[Problem statement]: Check every line below for the word "Revenus" and show those that hold it.

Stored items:
==================================================

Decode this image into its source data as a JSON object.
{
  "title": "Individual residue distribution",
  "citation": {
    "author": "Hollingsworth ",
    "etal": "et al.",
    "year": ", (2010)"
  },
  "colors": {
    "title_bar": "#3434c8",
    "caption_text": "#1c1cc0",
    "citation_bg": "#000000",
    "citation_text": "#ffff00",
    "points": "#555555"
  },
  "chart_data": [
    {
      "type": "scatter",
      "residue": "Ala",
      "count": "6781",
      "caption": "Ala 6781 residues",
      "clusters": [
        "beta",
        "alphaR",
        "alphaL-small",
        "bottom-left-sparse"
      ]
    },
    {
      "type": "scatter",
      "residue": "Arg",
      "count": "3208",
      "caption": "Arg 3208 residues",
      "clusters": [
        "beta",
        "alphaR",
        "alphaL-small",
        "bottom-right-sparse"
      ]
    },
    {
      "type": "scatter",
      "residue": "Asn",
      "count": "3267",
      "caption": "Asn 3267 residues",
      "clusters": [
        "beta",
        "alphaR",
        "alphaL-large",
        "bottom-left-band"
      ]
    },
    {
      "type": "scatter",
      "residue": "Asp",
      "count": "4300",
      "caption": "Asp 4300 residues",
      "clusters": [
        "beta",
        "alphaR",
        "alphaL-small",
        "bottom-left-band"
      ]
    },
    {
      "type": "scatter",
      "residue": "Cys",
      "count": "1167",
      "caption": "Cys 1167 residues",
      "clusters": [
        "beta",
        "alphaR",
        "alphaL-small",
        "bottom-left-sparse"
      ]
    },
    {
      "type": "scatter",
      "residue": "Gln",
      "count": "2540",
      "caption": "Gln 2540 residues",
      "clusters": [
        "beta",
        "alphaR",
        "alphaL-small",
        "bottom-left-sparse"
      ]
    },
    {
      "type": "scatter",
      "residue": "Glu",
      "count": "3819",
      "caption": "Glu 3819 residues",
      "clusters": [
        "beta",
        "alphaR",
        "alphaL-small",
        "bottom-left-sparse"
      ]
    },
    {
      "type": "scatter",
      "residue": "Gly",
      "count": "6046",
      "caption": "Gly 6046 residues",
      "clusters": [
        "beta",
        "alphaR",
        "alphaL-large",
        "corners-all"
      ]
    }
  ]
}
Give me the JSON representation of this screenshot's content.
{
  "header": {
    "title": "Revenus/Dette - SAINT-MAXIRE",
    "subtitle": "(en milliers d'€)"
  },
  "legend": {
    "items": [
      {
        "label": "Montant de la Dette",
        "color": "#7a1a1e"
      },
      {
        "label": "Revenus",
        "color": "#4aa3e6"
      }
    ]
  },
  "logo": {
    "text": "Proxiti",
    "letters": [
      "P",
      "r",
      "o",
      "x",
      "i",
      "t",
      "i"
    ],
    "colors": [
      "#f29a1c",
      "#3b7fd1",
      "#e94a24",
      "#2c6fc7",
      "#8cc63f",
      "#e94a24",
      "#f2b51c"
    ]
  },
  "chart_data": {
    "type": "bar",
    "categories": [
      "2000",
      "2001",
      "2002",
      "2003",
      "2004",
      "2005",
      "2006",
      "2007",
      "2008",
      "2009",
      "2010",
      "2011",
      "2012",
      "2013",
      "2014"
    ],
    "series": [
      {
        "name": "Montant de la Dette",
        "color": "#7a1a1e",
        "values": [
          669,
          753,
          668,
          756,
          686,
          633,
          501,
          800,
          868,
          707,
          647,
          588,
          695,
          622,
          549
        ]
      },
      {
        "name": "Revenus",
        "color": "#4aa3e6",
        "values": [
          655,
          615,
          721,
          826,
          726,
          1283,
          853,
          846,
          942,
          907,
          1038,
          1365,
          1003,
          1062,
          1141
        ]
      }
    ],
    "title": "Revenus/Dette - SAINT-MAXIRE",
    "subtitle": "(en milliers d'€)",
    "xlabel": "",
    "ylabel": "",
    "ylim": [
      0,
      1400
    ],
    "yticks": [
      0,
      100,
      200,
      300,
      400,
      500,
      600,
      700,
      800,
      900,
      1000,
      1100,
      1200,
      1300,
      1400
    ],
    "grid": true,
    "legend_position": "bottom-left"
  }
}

==================================================

[Solution for this exercise]:
    "title": "Revenus/Dette - SAINT-MAXIRE",
        "label": "Revenus",
        "name": "Revenus",
    "title": "Revenus/Dette - SAINT-MAXIRE",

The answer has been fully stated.